WHAT TO PRODUCE: Identify the lines that contain the word "Faces" and copy each one.
· · ·
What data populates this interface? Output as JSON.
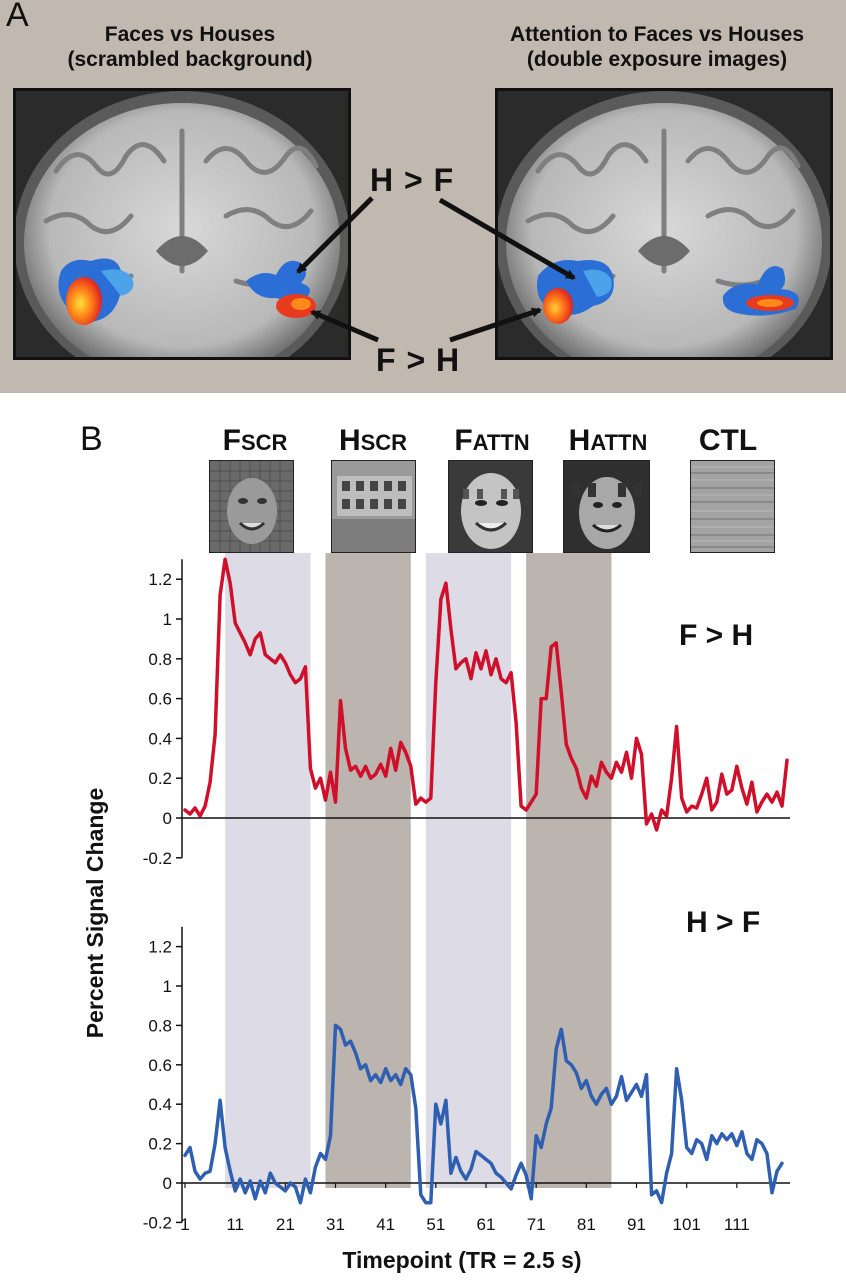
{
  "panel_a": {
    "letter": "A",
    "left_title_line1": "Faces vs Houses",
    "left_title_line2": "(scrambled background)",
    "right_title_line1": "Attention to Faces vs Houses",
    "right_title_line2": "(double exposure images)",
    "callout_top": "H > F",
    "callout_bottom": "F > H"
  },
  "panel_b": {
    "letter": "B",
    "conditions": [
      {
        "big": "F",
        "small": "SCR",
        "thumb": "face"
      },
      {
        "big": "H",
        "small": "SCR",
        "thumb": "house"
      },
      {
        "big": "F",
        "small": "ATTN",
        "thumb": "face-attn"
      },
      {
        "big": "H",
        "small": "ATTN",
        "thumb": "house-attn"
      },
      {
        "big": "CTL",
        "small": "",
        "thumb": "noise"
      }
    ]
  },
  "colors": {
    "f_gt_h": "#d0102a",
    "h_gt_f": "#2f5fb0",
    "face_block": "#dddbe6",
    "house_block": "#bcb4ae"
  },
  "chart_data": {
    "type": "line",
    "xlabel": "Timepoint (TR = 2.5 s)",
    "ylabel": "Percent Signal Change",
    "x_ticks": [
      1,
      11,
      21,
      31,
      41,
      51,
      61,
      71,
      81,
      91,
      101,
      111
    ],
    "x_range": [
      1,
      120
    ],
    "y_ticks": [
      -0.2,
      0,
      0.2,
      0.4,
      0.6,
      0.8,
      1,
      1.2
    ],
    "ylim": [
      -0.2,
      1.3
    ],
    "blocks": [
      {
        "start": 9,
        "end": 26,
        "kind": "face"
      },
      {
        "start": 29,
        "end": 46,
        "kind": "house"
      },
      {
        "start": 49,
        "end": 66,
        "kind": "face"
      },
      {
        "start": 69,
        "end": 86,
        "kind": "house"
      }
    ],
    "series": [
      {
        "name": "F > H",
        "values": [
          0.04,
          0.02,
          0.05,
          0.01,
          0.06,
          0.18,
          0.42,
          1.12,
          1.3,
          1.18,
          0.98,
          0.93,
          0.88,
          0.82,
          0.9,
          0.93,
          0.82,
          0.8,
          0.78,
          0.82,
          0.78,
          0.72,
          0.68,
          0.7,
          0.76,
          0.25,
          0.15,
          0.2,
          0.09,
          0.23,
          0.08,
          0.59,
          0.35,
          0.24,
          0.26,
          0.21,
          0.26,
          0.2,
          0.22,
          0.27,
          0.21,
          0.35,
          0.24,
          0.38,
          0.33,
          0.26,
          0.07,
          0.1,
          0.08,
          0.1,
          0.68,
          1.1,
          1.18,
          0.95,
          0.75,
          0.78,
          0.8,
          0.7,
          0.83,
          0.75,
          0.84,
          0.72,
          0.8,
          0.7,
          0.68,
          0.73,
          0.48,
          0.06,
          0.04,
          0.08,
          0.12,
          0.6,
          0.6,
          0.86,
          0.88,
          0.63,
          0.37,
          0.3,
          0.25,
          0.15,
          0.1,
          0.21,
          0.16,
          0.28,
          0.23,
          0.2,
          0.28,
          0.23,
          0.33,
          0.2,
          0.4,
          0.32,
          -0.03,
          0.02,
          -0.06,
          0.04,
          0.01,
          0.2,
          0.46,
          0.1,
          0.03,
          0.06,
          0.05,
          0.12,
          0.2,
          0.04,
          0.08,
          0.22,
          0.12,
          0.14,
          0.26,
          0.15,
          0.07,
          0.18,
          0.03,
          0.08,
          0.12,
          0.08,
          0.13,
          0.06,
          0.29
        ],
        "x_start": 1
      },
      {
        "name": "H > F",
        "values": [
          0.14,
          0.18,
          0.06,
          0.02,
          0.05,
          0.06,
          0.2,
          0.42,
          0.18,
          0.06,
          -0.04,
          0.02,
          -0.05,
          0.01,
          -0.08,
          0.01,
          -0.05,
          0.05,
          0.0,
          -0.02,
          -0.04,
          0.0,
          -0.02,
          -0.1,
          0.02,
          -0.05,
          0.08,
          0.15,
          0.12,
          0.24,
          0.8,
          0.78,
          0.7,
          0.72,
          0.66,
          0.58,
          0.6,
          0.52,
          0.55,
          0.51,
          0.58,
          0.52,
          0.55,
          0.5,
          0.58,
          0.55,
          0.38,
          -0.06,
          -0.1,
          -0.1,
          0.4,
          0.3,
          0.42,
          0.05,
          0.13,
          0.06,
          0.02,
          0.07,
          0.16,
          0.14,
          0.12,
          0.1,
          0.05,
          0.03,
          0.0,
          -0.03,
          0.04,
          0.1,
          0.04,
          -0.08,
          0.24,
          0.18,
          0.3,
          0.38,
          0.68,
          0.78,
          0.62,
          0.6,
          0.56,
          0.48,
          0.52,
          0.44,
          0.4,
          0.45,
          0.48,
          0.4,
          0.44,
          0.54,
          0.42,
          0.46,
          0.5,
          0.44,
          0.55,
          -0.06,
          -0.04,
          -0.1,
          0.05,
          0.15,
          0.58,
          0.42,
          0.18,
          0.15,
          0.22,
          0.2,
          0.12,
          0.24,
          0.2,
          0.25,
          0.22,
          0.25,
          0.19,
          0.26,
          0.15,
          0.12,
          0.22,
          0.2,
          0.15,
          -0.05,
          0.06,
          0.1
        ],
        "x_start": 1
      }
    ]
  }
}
· · ·
ANSWER TO THE PROBLEM:
    "left_title_line1": "Faces vs Houses",
    "right_title_line1": "Attention to Faces vs Houses",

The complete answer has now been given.